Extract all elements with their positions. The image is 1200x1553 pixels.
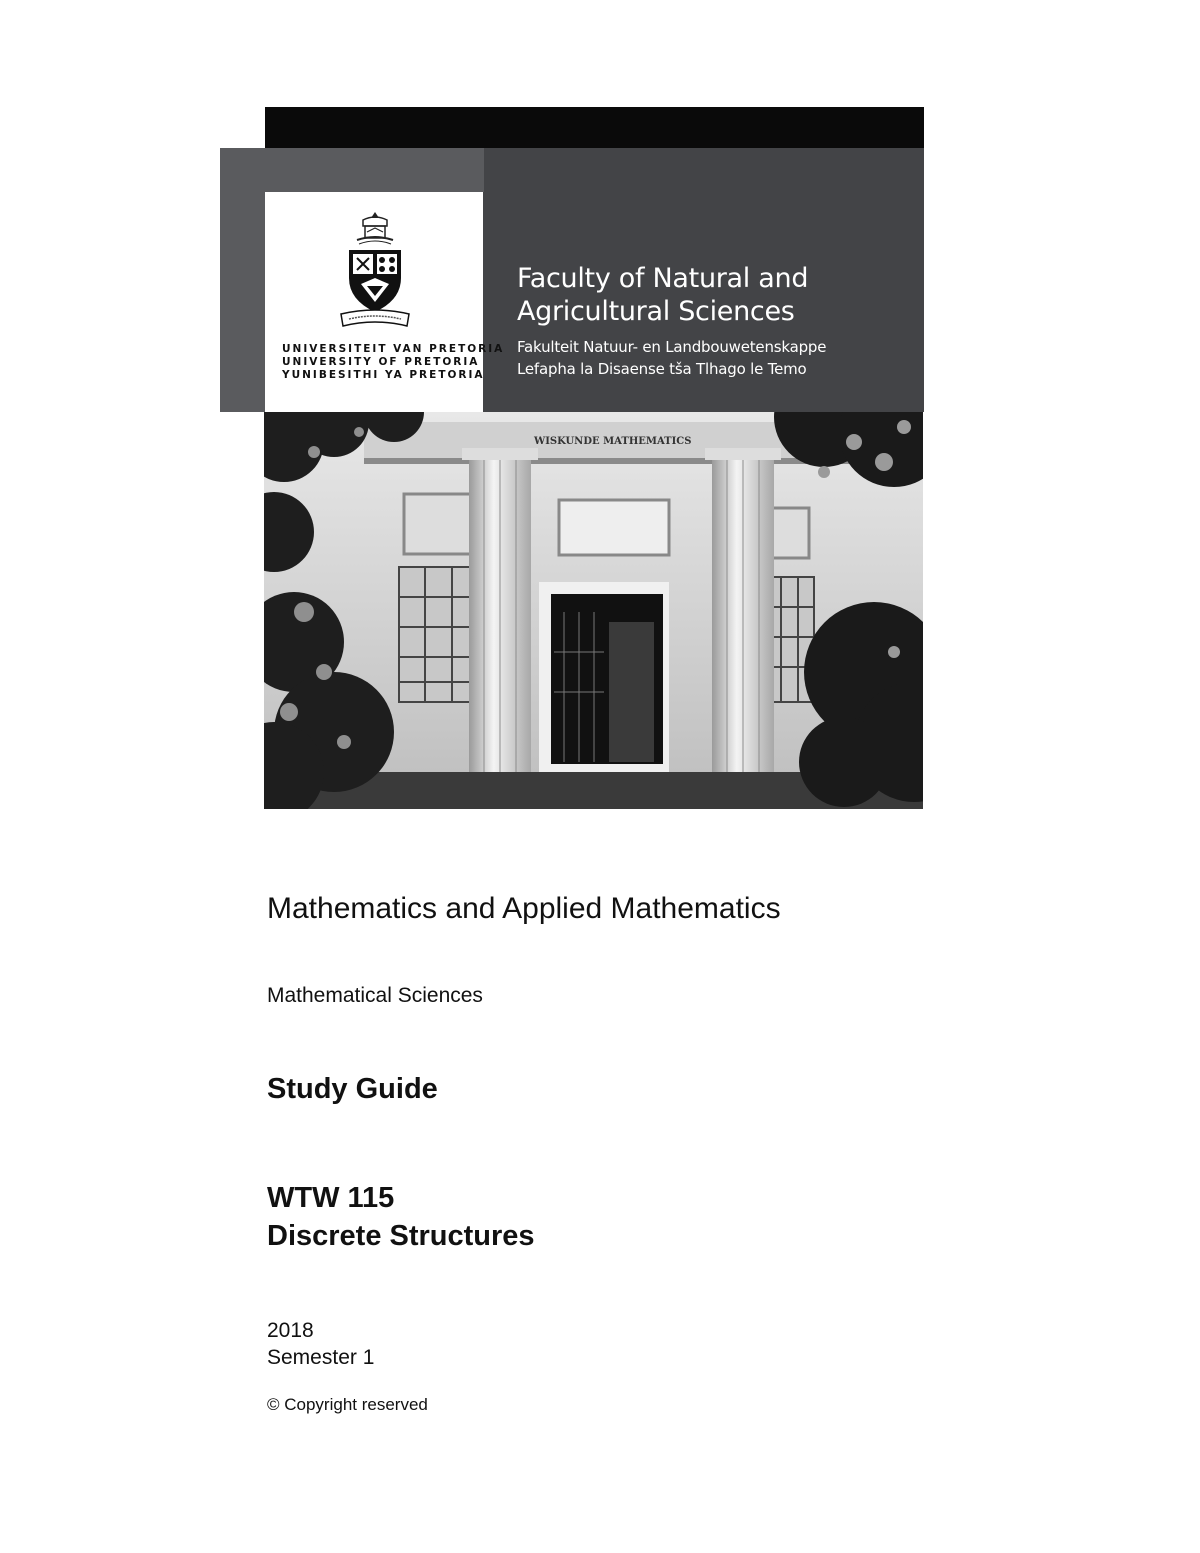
***
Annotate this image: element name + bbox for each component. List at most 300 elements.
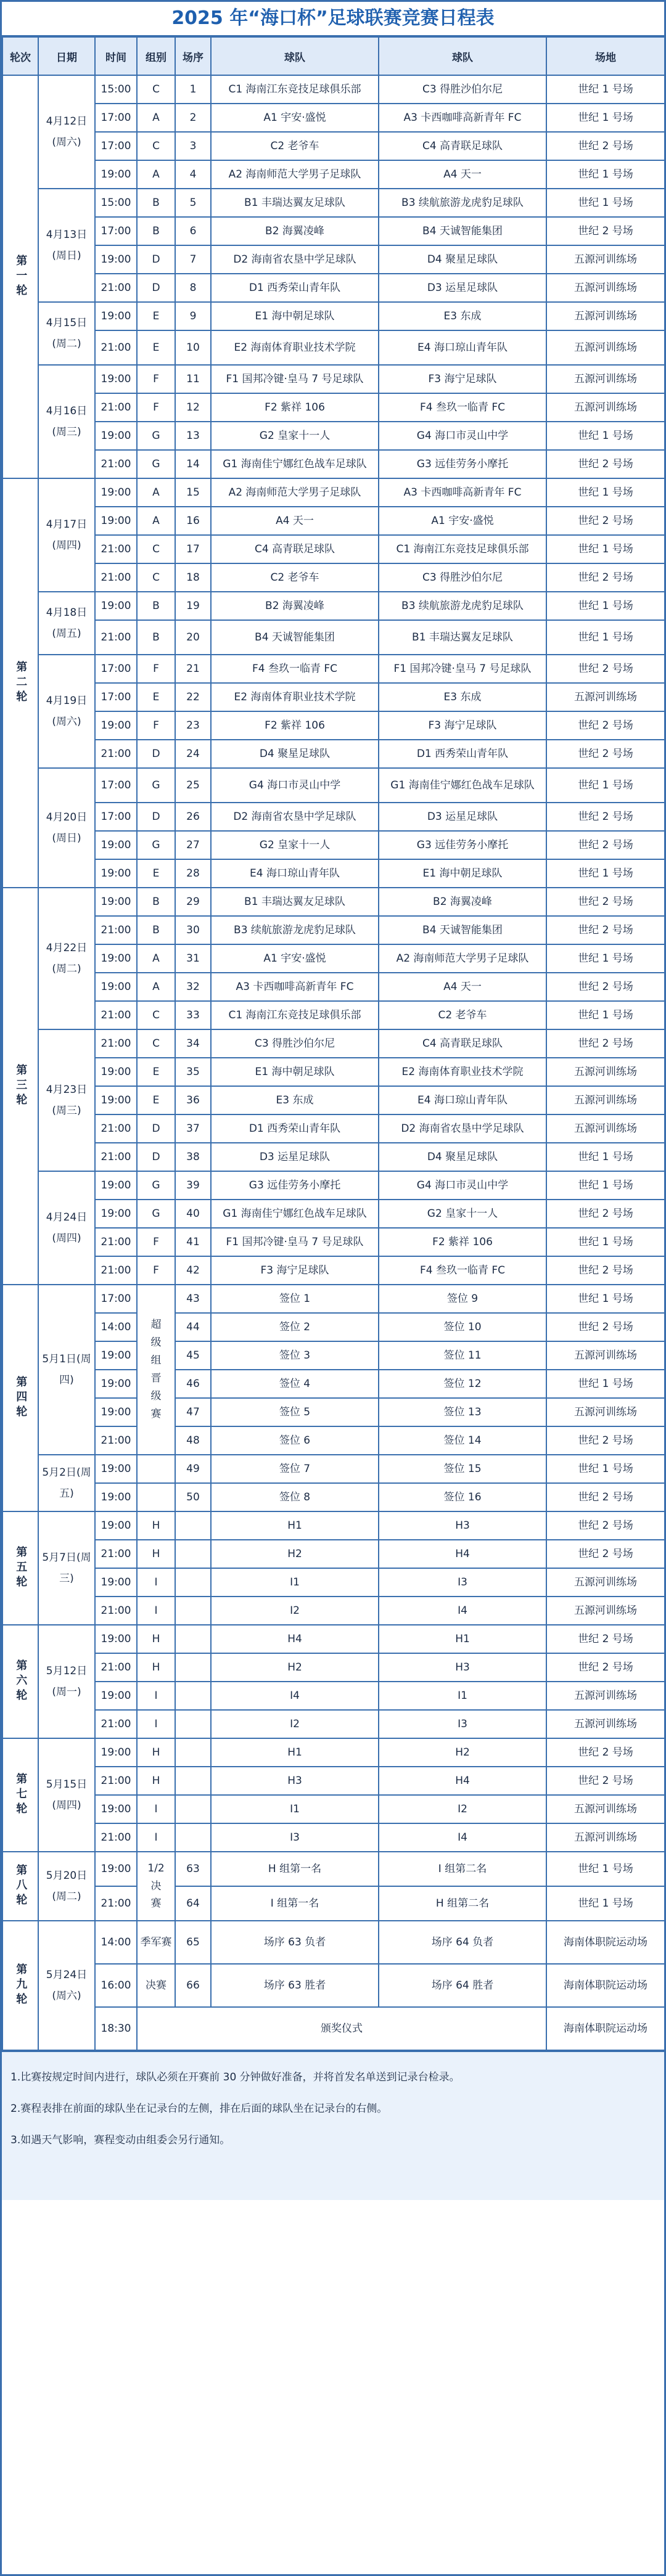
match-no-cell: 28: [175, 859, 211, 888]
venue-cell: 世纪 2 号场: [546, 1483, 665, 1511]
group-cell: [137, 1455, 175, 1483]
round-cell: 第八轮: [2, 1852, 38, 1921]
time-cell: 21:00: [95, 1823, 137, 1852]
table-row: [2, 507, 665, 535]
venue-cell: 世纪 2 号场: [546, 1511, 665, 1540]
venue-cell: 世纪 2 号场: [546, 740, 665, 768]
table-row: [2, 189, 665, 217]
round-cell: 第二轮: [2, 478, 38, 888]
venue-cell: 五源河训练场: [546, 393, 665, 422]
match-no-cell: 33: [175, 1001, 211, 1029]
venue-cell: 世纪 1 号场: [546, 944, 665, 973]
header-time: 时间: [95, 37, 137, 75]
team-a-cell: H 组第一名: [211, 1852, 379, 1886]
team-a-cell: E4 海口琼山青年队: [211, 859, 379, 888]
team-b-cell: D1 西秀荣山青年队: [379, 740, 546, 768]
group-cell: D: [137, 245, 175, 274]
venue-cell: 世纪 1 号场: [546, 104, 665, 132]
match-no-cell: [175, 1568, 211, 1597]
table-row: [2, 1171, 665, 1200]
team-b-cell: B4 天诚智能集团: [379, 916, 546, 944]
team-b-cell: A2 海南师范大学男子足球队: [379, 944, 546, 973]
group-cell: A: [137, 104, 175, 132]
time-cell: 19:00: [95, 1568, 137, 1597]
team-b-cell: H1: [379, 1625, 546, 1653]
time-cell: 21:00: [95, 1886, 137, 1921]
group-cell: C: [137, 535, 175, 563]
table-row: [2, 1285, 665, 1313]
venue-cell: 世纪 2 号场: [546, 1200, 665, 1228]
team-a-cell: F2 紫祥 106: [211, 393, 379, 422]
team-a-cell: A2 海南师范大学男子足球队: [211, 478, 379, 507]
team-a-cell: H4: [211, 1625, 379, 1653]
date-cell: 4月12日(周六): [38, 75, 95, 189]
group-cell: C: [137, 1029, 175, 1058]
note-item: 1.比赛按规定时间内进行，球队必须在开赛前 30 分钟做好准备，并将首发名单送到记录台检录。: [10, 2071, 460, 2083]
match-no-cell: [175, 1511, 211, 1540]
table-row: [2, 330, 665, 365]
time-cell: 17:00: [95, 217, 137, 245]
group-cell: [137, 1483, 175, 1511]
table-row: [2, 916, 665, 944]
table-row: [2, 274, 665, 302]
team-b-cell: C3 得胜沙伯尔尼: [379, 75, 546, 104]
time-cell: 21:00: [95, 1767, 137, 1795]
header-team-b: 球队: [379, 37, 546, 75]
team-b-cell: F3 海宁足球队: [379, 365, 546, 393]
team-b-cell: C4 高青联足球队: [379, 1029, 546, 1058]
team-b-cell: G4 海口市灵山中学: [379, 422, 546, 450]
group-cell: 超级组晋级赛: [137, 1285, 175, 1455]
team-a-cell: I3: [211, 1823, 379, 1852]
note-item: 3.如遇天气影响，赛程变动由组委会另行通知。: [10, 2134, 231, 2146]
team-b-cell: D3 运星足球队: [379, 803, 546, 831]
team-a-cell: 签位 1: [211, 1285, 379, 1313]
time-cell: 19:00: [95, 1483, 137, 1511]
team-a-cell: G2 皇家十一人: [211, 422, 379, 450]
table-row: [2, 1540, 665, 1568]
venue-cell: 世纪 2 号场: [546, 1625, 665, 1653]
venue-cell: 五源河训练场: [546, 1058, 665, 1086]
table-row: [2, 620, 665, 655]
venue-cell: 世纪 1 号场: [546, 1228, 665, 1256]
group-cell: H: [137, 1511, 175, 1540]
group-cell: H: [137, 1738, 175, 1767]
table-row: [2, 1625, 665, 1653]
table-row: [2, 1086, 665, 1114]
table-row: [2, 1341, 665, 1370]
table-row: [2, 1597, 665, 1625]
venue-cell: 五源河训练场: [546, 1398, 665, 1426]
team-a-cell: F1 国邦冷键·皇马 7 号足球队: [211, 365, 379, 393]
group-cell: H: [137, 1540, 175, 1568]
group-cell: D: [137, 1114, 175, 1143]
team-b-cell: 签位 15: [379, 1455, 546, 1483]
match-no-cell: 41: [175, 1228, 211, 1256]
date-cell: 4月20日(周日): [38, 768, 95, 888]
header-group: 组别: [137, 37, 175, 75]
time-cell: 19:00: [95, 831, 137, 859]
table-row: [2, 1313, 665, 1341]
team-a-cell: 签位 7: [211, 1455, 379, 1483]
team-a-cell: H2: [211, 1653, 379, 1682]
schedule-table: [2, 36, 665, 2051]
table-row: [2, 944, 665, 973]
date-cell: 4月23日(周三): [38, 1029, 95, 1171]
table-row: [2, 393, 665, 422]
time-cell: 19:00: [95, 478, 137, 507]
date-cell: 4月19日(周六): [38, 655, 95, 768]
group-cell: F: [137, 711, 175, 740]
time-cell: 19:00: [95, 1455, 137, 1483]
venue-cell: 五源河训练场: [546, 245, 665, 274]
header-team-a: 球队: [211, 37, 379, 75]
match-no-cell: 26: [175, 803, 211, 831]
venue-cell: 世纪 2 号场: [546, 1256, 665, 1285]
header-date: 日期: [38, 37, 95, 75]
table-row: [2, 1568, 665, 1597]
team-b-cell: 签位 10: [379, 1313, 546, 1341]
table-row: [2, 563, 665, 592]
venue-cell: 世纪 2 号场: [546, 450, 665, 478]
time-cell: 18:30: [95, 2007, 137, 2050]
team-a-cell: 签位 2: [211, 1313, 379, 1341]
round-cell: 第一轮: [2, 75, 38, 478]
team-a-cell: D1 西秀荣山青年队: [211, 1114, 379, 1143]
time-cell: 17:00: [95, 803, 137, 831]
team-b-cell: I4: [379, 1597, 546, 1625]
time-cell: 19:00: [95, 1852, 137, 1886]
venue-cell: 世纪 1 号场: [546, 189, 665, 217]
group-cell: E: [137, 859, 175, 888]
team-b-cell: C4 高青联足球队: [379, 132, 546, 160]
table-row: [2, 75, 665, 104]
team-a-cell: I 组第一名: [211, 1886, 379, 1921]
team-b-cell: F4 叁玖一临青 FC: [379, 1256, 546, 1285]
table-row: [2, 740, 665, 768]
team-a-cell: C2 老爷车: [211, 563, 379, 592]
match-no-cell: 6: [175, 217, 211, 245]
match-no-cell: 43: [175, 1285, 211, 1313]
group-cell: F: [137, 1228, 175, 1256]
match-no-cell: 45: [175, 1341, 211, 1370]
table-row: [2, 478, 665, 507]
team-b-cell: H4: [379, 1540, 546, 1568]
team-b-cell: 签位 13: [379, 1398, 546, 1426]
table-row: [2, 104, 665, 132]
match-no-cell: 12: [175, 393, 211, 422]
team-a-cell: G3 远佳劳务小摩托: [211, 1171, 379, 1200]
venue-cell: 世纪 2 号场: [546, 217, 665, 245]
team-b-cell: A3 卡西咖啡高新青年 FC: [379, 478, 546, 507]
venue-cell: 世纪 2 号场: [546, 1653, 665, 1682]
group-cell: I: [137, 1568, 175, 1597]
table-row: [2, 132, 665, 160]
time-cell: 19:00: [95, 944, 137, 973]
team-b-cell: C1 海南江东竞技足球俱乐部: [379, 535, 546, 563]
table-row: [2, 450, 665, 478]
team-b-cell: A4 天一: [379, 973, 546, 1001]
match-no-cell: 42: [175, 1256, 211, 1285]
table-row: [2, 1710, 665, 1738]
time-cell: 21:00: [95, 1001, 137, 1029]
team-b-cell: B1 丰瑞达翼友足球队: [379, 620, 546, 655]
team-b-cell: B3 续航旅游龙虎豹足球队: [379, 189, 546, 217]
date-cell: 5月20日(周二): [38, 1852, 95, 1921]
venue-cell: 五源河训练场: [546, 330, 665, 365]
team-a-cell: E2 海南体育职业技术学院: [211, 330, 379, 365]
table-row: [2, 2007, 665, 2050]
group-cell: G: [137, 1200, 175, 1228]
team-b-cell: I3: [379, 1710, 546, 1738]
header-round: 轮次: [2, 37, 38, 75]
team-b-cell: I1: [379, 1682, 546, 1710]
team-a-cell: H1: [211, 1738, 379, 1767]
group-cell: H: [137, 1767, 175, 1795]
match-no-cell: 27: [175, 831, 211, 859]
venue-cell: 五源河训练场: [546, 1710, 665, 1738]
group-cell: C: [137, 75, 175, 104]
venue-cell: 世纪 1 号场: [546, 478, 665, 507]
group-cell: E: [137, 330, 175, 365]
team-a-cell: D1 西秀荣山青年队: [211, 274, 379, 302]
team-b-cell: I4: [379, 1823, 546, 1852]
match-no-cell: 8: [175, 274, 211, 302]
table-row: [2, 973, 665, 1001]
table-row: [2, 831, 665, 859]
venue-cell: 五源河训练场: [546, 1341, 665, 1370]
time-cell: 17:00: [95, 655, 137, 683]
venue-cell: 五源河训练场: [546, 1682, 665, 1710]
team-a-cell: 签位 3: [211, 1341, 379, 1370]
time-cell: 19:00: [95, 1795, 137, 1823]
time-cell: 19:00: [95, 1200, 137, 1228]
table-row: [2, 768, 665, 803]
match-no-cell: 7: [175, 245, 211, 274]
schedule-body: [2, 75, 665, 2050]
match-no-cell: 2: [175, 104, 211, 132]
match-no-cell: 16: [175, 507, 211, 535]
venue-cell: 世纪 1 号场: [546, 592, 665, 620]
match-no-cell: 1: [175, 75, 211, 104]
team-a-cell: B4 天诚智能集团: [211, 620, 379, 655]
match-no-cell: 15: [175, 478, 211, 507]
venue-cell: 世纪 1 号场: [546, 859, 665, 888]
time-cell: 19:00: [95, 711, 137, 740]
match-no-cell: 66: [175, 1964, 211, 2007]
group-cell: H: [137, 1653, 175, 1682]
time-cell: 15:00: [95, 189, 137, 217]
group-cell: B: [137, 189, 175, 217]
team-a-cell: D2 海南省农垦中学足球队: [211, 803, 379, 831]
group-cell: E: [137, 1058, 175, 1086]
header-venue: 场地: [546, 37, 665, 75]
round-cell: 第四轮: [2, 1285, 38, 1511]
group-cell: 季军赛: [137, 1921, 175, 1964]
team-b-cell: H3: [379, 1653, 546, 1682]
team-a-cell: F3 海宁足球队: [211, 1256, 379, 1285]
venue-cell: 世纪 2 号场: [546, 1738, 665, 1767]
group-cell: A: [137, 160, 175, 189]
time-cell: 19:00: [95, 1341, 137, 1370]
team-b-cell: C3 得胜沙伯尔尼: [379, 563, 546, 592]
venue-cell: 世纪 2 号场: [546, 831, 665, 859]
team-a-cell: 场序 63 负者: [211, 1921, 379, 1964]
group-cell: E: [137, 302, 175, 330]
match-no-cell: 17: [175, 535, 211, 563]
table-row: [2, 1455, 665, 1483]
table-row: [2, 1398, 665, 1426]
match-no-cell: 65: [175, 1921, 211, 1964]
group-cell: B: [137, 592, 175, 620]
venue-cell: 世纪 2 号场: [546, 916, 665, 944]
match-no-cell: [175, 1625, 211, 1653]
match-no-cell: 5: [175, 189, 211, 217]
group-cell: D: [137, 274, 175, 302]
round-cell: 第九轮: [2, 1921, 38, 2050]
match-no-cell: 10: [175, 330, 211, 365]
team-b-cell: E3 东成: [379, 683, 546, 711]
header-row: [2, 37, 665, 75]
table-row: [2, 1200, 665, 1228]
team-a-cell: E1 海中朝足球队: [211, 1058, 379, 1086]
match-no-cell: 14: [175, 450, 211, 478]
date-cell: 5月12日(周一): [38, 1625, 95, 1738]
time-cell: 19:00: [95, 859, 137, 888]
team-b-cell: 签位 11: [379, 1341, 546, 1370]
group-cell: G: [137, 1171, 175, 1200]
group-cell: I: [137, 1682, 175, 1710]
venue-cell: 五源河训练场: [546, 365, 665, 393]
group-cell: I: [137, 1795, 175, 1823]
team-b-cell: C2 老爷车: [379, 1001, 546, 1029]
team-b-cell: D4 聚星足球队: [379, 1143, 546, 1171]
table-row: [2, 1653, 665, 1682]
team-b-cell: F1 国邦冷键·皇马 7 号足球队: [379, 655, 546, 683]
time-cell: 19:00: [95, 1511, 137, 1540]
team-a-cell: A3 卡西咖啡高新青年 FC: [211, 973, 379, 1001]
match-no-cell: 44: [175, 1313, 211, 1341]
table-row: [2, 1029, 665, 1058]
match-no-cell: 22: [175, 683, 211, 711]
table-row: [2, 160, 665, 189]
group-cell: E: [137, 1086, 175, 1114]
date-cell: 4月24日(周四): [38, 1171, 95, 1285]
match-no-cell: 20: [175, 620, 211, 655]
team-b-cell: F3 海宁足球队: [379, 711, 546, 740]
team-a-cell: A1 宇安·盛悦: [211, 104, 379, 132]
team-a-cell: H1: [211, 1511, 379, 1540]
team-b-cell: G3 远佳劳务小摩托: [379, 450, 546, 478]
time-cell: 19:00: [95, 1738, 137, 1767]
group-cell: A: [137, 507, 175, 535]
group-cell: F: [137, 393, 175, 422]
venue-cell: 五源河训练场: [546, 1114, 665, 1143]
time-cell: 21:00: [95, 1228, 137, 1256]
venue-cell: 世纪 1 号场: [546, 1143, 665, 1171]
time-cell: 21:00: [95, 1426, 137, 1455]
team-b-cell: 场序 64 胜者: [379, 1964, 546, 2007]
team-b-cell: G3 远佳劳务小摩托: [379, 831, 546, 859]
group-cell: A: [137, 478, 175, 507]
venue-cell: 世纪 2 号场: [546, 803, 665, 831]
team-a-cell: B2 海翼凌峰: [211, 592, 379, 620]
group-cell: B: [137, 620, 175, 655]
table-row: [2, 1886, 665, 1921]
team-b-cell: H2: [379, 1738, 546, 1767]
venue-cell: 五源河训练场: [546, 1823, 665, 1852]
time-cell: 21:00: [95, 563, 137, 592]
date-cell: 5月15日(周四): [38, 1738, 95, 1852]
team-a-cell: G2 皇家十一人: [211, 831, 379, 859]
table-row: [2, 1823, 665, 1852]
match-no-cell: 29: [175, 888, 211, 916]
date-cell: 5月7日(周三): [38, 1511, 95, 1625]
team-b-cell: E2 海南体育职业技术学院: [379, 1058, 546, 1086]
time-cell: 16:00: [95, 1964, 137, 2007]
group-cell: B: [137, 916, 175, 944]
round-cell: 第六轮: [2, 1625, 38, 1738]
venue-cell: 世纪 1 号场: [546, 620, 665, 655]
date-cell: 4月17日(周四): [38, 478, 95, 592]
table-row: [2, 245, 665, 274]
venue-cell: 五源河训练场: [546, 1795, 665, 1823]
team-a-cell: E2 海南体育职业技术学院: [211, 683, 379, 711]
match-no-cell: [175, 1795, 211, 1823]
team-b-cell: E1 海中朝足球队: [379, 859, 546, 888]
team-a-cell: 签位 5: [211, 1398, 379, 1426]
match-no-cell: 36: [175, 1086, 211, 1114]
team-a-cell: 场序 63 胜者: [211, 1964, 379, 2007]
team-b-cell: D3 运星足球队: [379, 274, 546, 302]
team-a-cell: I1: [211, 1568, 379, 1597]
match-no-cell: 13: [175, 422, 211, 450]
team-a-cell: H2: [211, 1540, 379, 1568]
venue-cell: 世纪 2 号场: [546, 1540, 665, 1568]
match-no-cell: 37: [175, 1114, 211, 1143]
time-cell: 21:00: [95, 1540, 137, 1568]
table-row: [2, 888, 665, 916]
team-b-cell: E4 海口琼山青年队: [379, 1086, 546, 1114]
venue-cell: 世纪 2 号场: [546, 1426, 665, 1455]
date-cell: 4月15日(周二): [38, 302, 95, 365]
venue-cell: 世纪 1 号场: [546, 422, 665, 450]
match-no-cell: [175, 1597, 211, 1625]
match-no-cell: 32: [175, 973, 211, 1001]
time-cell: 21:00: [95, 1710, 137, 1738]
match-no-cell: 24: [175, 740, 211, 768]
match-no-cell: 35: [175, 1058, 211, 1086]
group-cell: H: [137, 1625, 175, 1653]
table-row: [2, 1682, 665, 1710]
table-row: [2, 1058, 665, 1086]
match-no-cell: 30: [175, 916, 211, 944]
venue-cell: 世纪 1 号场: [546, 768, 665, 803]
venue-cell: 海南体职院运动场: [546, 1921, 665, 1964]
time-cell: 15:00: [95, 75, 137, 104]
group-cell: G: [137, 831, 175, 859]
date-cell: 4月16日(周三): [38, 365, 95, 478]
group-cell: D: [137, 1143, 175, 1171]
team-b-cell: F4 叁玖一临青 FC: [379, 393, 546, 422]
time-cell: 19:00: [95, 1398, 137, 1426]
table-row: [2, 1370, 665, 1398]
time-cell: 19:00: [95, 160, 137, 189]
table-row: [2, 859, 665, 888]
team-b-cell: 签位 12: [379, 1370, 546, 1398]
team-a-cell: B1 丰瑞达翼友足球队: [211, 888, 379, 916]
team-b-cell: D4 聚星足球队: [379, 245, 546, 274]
***
§ **Short task**
Please update the stretch of rows from the line containing "Annotate this image: element" through the line containing "table-row: [2, 1171, 665, 1200]" by replacing "venue-cell" with "location-cell" and leaving everything else unchanged. Give only those lines, and leave the pictures out.

§ **Final result**
Annotate this image: element name + bbox for each component. List at most 300 elements.
match-no-cell: 28: [175, 859, 211, 888]
location-cell: 世纪 2 号场: [546, 1483, 665, 1511]
group-cell: [137, 1455, 175, 1483]
round-cell: 第八轮: [2, 1852, 38, 1921]
time-cell: 21:00: [95, 1823, 137, 1852]
table-row: [2, 507, 665, 535]
location-cell: 世纪 2 号场: [546, 1511, 665, 1540]
location-cell: 世纪 2 号场: [546, 740, 665, 768]
table-row: [2, 189, 665, 217]
round-cell: 第二轮: [2, 478, 38, 888]
location-cell: 五源河训练场: [546, 393, 665, 422]
match-no-cell: 33: [175, 1001, 211, 1029]
location-cell: 世纪 1 号场: [546, 944, 665, 973]
header-time: 时间: [95, 37, 137, 75]
team-a-cell: H 组第一名: [211, 1852, 379, 1886]
team-a-cell: E4 海口琼山青年队: [211, 859, 379, 888]
team-b-cell: D1 西秀荣山青年队: [379, 740, 546, 768]
group-cell: D: [137, 245, 175, 274]
location-cell: 世纪 1 号场: [546, 104, 665, 132]
match-no-cell: [175, 1568, 211, 1597]
table-row: [2, 1171, 665, 1200]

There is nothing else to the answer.